[WHAT IS NEEDED]
Locate each line in the records containing "structure". Copy it.

* * *

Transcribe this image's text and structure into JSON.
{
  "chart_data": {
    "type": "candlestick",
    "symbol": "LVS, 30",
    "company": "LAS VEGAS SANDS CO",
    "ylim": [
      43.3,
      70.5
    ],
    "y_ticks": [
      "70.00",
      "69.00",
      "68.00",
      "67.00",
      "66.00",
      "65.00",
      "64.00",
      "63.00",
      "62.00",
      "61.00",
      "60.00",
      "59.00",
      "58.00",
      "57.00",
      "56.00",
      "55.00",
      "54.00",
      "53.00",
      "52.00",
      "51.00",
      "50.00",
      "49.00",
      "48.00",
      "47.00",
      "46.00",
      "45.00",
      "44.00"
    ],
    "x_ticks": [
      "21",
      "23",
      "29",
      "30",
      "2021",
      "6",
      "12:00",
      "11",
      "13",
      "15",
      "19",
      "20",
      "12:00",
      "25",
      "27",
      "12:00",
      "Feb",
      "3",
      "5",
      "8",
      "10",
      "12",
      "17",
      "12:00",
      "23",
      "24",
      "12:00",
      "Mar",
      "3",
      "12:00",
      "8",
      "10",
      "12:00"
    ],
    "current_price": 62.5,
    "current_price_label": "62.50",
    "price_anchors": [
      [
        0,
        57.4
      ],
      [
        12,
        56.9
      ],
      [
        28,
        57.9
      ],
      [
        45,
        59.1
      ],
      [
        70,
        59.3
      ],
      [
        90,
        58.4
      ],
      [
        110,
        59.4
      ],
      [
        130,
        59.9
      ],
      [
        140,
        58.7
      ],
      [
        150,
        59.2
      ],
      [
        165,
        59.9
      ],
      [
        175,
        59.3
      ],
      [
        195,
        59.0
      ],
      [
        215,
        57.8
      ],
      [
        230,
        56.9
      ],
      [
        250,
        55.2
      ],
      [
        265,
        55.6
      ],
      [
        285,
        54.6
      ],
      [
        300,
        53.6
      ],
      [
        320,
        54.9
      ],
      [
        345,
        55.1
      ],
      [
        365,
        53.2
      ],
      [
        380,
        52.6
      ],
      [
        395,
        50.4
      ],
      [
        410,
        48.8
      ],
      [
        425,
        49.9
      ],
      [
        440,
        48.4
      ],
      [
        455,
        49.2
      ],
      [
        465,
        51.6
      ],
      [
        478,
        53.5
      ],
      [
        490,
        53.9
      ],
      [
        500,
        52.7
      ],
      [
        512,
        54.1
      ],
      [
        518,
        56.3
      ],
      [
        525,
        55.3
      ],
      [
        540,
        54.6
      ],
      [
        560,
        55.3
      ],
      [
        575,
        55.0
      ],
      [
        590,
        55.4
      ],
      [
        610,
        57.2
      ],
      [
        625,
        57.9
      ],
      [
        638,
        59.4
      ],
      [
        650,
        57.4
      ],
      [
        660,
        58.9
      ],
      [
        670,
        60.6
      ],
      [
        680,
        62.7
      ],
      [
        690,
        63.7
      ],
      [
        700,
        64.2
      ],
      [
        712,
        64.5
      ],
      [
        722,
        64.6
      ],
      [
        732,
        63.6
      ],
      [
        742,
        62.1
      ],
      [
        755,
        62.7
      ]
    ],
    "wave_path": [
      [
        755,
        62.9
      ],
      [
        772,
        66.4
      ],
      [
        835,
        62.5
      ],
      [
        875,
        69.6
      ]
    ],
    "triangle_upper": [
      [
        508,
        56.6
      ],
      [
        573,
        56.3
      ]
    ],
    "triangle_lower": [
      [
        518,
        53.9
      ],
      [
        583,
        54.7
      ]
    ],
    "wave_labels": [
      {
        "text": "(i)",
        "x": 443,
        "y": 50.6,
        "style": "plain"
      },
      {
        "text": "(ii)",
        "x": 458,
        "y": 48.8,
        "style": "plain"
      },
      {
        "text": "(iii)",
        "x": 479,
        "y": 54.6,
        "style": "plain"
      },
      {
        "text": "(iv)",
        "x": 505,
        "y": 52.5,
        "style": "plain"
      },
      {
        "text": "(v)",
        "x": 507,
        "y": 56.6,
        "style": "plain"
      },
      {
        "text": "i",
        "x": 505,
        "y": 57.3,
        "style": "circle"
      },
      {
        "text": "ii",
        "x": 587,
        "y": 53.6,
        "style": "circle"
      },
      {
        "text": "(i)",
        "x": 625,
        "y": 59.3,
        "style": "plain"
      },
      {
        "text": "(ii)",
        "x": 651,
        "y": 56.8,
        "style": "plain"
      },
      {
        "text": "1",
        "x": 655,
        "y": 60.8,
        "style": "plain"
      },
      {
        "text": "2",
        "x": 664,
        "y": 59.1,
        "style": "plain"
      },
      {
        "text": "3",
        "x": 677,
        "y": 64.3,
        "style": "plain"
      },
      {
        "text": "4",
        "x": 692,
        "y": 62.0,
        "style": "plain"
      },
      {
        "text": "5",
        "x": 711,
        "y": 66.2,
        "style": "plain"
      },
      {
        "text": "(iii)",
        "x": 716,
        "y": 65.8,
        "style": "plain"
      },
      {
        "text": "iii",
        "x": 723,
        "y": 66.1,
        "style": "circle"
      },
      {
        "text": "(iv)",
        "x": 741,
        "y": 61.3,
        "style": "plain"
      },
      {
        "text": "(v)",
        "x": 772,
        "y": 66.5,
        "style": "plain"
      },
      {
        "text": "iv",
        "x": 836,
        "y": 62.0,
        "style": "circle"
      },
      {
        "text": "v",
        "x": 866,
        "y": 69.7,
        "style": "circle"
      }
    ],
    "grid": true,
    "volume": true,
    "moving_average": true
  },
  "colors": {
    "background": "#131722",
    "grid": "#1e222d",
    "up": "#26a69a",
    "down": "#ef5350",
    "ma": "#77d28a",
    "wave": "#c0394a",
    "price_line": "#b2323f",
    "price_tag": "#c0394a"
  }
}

* * *

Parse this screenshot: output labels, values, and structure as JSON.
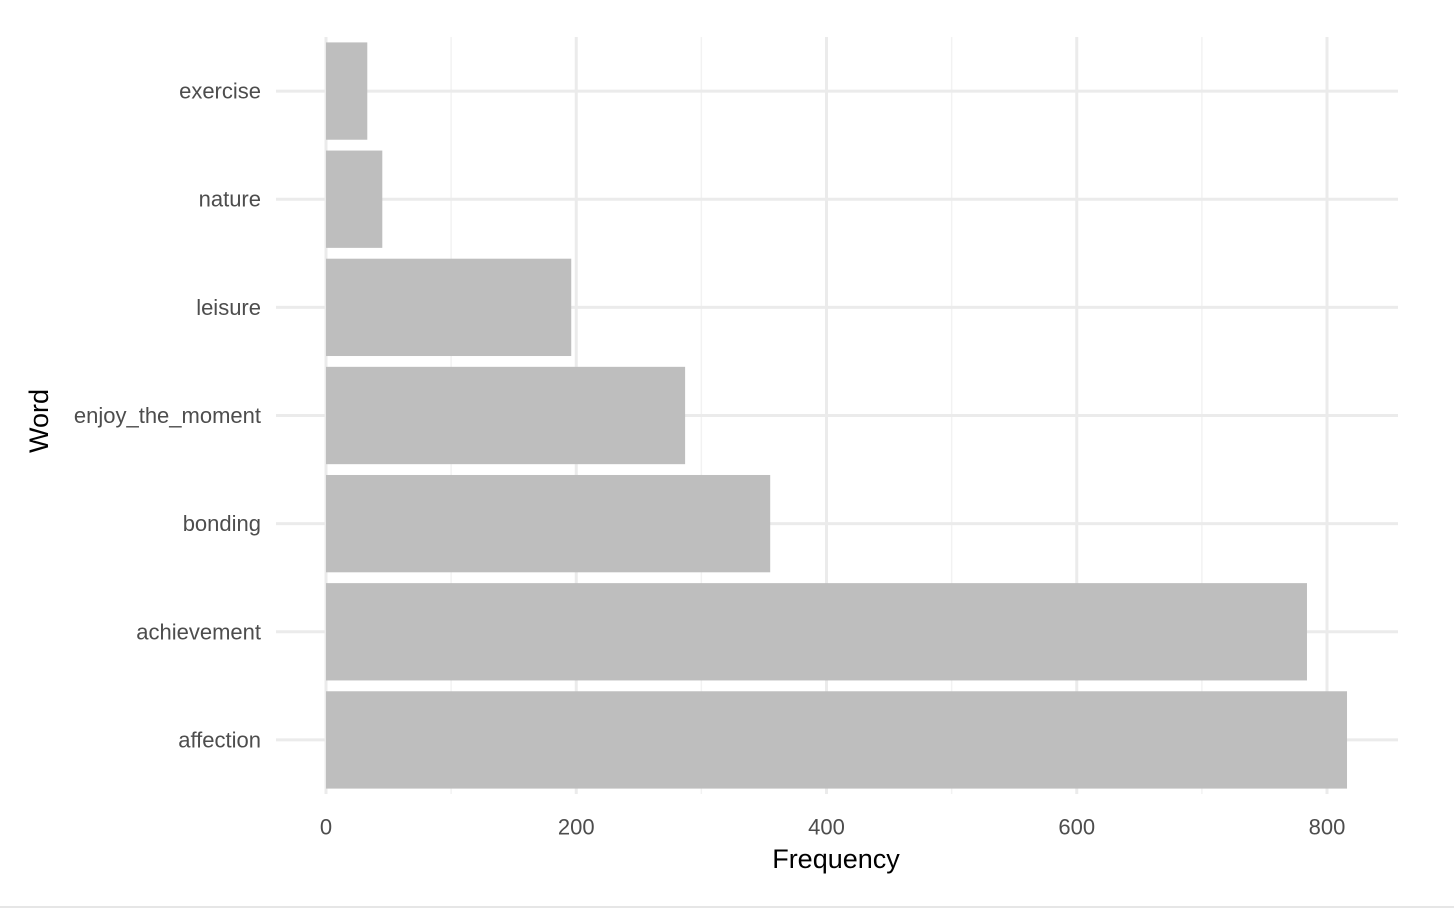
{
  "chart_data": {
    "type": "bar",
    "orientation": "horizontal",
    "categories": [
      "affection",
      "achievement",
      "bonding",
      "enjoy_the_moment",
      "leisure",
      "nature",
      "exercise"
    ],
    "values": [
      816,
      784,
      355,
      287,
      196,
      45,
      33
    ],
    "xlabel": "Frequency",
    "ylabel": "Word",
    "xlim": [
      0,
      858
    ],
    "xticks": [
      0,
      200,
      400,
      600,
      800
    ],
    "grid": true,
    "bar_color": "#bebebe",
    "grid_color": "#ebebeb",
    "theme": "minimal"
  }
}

* * *

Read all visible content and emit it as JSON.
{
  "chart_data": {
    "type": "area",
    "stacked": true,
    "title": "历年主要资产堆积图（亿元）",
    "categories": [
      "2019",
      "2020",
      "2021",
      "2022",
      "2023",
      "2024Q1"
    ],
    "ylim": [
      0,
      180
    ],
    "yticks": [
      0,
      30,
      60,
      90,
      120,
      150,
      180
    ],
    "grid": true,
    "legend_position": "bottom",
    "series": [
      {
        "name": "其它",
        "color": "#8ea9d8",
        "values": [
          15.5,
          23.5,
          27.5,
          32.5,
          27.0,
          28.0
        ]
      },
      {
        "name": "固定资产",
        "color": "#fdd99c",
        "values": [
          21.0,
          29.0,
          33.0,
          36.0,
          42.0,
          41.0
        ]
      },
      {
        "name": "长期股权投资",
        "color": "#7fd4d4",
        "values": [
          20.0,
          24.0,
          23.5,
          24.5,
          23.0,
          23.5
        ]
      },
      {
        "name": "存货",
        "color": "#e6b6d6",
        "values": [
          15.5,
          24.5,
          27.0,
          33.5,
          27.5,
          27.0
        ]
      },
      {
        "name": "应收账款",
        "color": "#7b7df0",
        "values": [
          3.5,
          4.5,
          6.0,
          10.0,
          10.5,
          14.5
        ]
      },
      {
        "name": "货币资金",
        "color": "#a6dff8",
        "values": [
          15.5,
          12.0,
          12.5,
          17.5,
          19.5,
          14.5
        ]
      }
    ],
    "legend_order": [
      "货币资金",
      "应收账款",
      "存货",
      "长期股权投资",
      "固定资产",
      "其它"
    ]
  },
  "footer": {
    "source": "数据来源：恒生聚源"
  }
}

* * *

[REPLY]
Transcribe this image's text and structure into JSON.
Parse this screenshot: output labels, values, and structure as JSON.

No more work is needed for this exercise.